| What is asked |
Copy out every record precisely.

| Exercise inputs |
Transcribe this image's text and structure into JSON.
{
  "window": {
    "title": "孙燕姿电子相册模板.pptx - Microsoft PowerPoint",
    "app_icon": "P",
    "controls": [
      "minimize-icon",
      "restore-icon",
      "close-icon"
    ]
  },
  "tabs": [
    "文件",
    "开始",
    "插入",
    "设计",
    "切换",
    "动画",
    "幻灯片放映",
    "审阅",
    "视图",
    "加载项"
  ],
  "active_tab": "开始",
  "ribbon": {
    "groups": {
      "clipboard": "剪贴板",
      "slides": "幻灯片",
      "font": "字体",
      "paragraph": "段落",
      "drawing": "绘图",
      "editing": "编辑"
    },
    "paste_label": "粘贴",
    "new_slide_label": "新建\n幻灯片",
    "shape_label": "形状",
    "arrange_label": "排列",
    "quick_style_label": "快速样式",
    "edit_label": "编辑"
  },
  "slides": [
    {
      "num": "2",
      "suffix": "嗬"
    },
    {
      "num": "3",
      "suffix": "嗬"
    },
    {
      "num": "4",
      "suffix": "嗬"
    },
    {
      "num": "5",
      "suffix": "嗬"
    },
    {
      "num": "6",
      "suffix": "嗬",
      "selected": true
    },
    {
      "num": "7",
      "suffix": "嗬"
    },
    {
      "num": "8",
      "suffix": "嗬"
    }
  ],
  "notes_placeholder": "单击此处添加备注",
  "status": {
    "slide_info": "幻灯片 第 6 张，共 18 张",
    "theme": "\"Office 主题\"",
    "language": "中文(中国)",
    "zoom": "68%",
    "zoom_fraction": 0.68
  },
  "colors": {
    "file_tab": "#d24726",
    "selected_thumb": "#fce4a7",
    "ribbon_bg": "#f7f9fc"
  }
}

| Answer to this exercise |
Transcribe this image's text and structure into JSON.
{
  "window": {
    "title": "孙燕姿电子相册模板.pptx - Microsoft PowerPoint",
    "app_icon": "P",
    "controls": [
      "minimize-icon",
      "restore-icon",
      "close-icon"
    ]
  },
  "tabs": [
    "文件",
    "开始",
    "插入",
    "设计",
    "切换",
    "动画",
    "幻灯片放映",
    "审阅",
    "视图",
    "加载项"
  ],
  "active_tab": "开始",
  "ribbon": {
    "groups": {
      "clipboard": "剪贴板",
      "slides": "幻灯片",
      "font": "字体",
      "paragraph": "段落",
      "drawing": "绘图",
      "editing": "编辑"
    },
    "paste_label": "粘贴",
    "new_slide_label": "新建\n幻灯片",
    "shape_label": "形状",
    "arrange_label": "排列",
    "quick_style_label": "快速样式",
    "edit_label": "编辑"
  },
  "slides": [
    {
      "num": "2",
      "suffix": "嗬"
    },
    {
      "num": "3",
      "suffix": "嗬"
    },
    {
      "num": "4",
      "suffix": "嗬"
    },
    {
      "num": "5",
      "suffix": "嗬"
    },
    {
      "num": "6",
      "suffix": "嗬",
      "selected": true
    },
    {
      "num": "7",
      "suffix": "嗬"
    },
    {
      "num": "8",
      "suffix": "嗬"
    }
  ],
  "notes_placeholder": "单击此处添加备注",
  "status": {
    "slide_info": "幻灯片 第 6 张，共 18 张",
    "theme": "\"Office 主题\"",
    "language": "中文(中国)",
    "zoom": "68%",
    "zoom_fraction": 0.68
  },
  "colors": {
    "file_tab": "#d24726",
    "selected_thumb": "#fce4a7",
    "ribbon_bg": "#f7f9fc"
  }
}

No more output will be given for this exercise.